▶ [WORK TO COMPLETE]
In the records below, extract the lines starting with the one containing "Annotate this image: element" and ending with the one containing "category-label: 16-25 — [157, 51, 206, 71]", and repeat them unchanged.

▶ [Listings of element regions]
*-*-*
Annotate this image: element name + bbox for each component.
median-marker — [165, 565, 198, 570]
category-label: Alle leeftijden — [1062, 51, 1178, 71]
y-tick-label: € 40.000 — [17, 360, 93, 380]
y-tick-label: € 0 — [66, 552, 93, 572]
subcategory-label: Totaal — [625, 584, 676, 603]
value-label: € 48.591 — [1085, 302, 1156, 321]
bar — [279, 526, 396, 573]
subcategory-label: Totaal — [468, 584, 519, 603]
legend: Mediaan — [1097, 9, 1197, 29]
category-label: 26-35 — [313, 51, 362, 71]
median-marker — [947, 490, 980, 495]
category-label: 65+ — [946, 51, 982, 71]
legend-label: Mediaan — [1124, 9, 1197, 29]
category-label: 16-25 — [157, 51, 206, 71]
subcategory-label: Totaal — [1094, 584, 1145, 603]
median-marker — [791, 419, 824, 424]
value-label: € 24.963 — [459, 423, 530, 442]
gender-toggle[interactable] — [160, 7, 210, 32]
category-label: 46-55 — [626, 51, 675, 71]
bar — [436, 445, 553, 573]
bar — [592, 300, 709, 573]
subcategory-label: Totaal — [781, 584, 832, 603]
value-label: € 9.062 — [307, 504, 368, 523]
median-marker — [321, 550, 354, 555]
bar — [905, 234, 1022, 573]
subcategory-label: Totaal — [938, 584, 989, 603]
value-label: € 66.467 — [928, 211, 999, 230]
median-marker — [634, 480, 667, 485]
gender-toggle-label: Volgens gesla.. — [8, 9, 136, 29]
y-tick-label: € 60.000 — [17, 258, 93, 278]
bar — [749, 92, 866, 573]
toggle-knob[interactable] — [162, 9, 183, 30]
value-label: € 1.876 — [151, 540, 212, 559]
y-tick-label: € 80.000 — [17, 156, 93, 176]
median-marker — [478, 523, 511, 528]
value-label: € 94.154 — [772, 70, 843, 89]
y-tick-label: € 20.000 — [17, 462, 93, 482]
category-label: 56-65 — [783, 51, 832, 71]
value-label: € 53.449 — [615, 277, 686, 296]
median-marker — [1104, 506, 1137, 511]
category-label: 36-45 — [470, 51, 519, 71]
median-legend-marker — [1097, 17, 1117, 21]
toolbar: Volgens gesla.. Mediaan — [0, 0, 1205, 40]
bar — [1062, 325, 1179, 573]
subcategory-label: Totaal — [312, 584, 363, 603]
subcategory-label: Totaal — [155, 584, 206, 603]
*-*-*
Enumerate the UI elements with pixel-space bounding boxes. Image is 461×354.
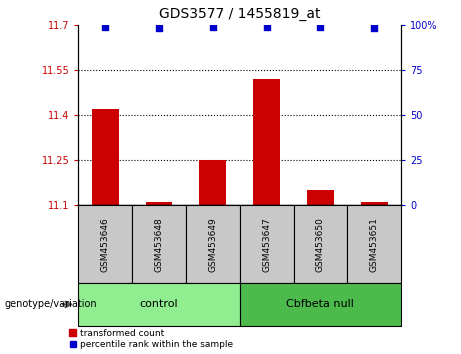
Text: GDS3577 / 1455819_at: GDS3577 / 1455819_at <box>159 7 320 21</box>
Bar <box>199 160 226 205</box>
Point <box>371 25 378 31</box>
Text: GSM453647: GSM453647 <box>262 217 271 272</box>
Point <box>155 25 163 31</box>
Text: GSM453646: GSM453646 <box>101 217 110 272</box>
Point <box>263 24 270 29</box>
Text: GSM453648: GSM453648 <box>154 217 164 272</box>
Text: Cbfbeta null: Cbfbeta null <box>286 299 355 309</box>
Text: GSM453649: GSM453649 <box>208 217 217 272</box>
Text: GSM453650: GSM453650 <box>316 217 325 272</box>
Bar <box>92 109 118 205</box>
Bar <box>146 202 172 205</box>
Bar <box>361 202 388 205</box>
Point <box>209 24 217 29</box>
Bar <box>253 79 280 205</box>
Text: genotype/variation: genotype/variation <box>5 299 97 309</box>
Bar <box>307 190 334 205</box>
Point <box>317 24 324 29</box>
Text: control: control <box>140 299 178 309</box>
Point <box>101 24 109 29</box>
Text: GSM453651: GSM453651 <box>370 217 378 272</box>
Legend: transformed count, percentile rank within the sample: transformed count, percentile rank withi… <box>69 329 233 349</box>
*-*-*
▶ [SOLUTION]
Annotate this image: element name + bbox for each component.
median-marker — [165, 565, 198, 570]
category-label: Alle leeftijden — [1062, 51, 1178, 71]
y-tick-label: € 40.000 — [17, 360, 93, 380]
y-tick-label: € 0 — [66, 552, 93, 572]
subcategory-label: Totaal — [625, 584, 676, 603]
value-label: € 48.591 — [1085, 302, 1156, 321]
bar — [279, 526, 396, 573]
subcategory-label: Totaal — [468, 584, 519, 603]
legend: Mediaan — [1097, 9, 1197, 29]
category-label: 26-35 — [313, 51, 362, 71]
median-marker — [947, 490, 980, 495]
category-label: 65+ — [946, 51, 982, 71]
legend-label: Mediaan — [1124, 9, 1197, 29]
category-label: 16-25 — [157, 51, 206, 71]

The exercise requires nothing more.